• TASK REQUIREMENTS: List each line in which the string "beradi" appears.

• PROVIDED RECORDS:
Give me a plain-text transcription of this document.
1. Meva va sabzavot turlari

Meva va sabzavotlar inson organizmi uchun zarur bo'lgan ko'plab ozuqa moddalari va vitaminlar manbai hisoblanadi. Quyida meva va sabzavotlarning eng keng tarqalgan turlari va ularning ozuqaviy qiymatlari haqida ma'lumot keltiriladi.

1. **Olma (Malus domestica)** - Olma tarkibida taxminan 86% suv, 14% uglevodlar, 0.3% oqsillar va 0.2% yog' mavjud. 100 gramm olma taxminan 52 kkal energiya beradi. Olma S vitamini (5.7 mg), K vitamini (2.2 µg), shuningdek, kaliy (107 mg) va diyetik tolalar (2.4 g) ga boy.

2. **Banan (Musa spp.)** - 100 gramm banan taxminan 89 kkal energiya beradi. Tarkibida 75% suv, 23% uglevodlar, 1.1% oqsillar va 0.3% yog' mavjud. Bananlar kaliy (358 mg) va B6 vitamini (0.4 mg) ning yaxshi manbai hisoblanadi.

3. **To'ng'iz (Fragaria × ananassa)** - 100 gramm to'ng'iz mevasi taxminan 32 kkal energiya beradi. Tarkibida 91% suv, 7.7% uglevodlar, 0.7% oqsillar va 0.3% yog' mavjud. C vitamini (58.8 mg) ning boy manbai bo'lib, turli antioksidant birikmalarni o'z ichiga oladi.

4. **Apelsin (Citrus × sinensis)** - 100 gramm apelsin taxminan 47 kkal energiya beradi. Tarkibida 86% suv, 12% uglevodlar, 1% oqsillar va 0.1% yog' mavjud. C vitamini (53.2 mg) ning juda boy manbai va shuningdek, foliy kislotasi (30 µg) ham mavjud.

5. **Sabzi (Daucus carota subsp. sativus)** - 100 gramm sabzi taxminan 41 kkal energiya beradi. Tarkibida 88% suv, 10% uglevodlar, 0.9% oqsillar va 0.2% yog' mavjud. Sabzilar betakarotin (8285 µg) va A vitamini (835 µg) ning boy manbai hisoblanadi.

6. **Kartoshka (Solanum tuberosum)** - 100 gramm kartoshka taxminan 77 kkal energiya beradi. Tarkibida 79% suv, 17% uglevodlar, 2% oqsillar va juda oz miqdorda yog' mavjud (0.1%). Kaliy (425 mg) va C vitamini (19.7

• OUTPUT FOR THIS TASK:
1. **Olma (Malus domestica)** - Olma tarkibida taxminan 86% suv, 14% uglevodlar, 0.3% oqsillar va 0.2% yog' mavjud. 100 gramm olma taxminan 52 kkal energiya beradi. Olma S vitamini (5.7 mg), K vitamini (2.2 µg), shuningdek, kaliy (107 mg) va diyetik tolalar (2.4 g) ga boy.
2. **Banan (Musa spp.)** - 100 gramm banan taxminan 89 kkal energiya beradi. Tarkibida 75% suv, 23% uglevodlar, 1.1% oqsillar va 0.3% yog' mavjud. Bananlar kaliy (358 mg) va B6 vitamini (0.4 mg) ning yaxshi manbai hisoblanadi.
3. **To'ng'iz (Fragaria × ananassa)** - 100 gramm to'ng'iz mevasi taxminan 32 kkal energiya beradi. Tarkibida 91% suv, 7.7% uglevodlar, 0.7% oqsillar va 0.3% yog' mavjud. C vitamini (58.8 mg) ning boy manbai bo'lib, turli antioksidant birikmalarni o'z ichiga oladi.
4. **Apelsin (Citrus × sinensis)** - 100 gramm apelsin taxminan 47 kkal energiya beradi. Tarkibida 86% suv, 12% uglevodlar, 1% oqsillar va 0.1% yog' mavjud. C vitamini (53.2 mg) ning juda boy manbai va shuningdek, foliy kislotasi (30 µg) ham mavjud.
5. **Sabzi (Daucus carota subsp. sativus)** - 100 gramm sabzi taxminan 41 kkal energiya beradi. Tarkibida 88% suv, 10% uglevodlar, 0.9% oqsillar va 0.2% yog' mavjud. Sabzilar betakarotin (8285 µg) va A vitamini (835 µg) ning boy manbai hisoblanadi.
6. **Kartoshka (Solanum tuberosum)** - 100 gramm kartoshka taxminan 77 kkal energiya beradi. Tarkibida 79% suv, 17% uglevodlar, 2% oqsillar va juda oz miqdorda yog' mavjud (0.1%). Kaliy (425 mg) va C vitamini (19.7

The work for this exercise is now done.